**Aim**
Collect every line below that contains the word "落在长满青苔的泥地上".

**Supplied data**

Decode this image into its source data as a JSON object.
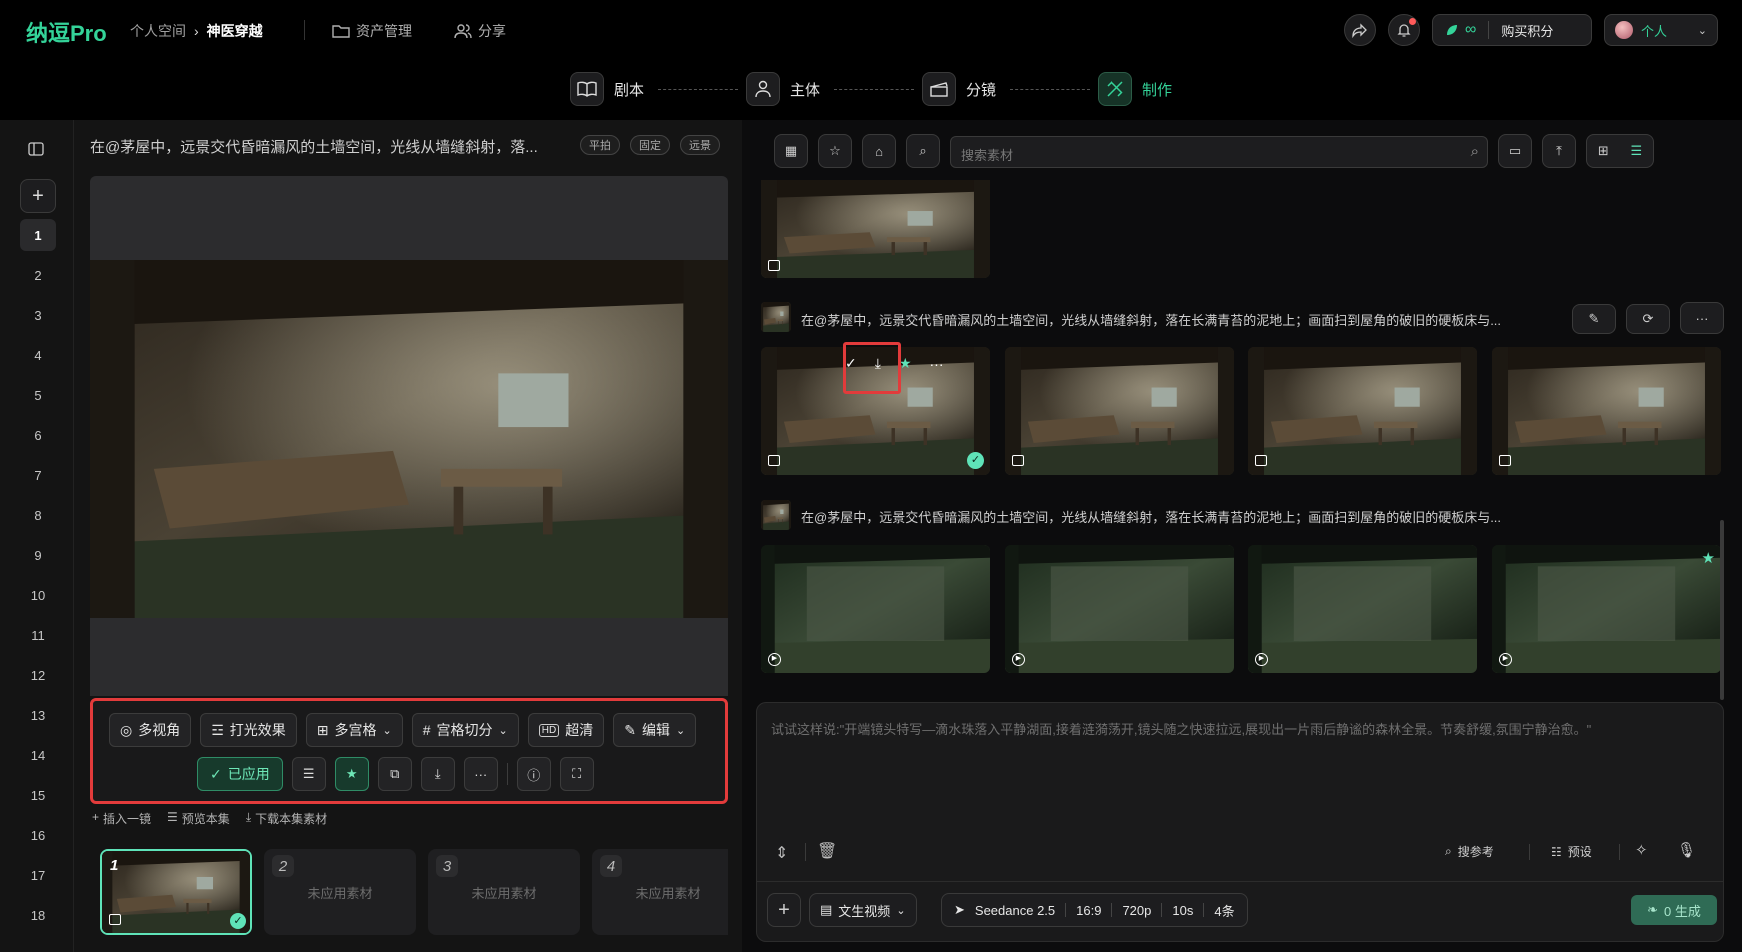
{
  "header": {
    "logo": "纳逗Pro",
    "breadcrumb_root": "个人空间",
    "breadcrumb_current": "神医穿越",
    "asset_mgmt": "资产管理",
    "share": "分享",
    "credits": "∞",
    "buy_credits": "购买积分",
    "account": "个人"
  },
  "steps": [
    {
      "label": "剧本"
    },
    {
      "label": "主体"
    },
    {
      "label": "分镜"
    },
    {
      "label": "制作"
    }
  ],
  "sidebar": {
    "numbers": [
      "1",
      "2",
      "3",
      "4",
      "5",
      "6",
      "7",
      "8",
      "9",
      "10",
      "11",
      "12",
      "13",
      "14",
      "15",
      "16",
      "17",
      "18"
    ]
  },
  "prompt_bar": {
    "text": "在@茅屋中，远景交代昏暗漏风的土墙空间，光线从墙缝斜射，落...",
    "tags": [
      "平拍",
      "固定",
      "远景"
    ]
  },
  "toolbar": {
    "row1": {
      "multi_angle": "多视角",
      "lighting": "打光效果",
      "multi_grid": "多宫格",
      "grid_split": "宫格切分",
      "hd": "超清",
      "edit": "编辑"
    },
    "applied": "已应用"
  },
  "actions": {
    "insert": "插入一镜",
    "preview": "预览本集",
    "download": "下载本集素材"
  },
  "shots": [
    {
      "num": "1",
      "label": ""
    },
    {
      "num": "2",
      "label": "未应用素材"
    },
    {
      "num": "3",
      "label": "未应用素材"
    },
    {
      "num": "4",
      "label": "未应用素材"
    }
  ],
  "right": {
    "search_placeholder": "搜索素材",
    "gen1_prompt": "在@茅屋中，远景交代昏暗漏风的土墙空间，光线从墙缝斜射，落在长满青苔的泥地上；画面扫到屋角的破旧的硬板床与...",
    "gen2_prompt": "在@茅屋中，远景交代昏暗漏风的土墙空间，光线从墙缝斜射，落在长满青苔的泥地上；画面扫到屋角的破旧的硬板床与..."
  },
  "composer": {
    "placeholder": "试试这样说:\"开端镜头特写—滴水珠落入平静湖面,接着涟漪荡开,镜头随之快速拉远,展现出一片雨后静谧的森林全景。节奏舒缓,氛围宁静治愈。\"",
    "search_ref": "搜参考",
    "preset": "预设",
    "mode": "文生视频",
    "model": "Seedance 2.5",
    "ratio": "16:9",
    "resolution": "720p",
    "duration": "10s",
    "count": "4条",
    "generate": "0 生成"
  },
  "colors": {
    "accent": "#34d399",
    "highlight_red": "#e23b3b"
  }
}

**Response for this exercise**
    "gen1_prompt": "在@茅屋中，远景交代昏暗漏风的土墙空间，光线从墙缝斜射，落在长满青苔的泥地上；画面扫到屋角的破旧的硬板床与...",
    "gen2_prompt": "在@茅屋中，远景交代昏暗漏风的土墙空间，光线从墙缝斜射，落在长满青苔的泥地上；画面扫到屋角的破旧的硬板床与..."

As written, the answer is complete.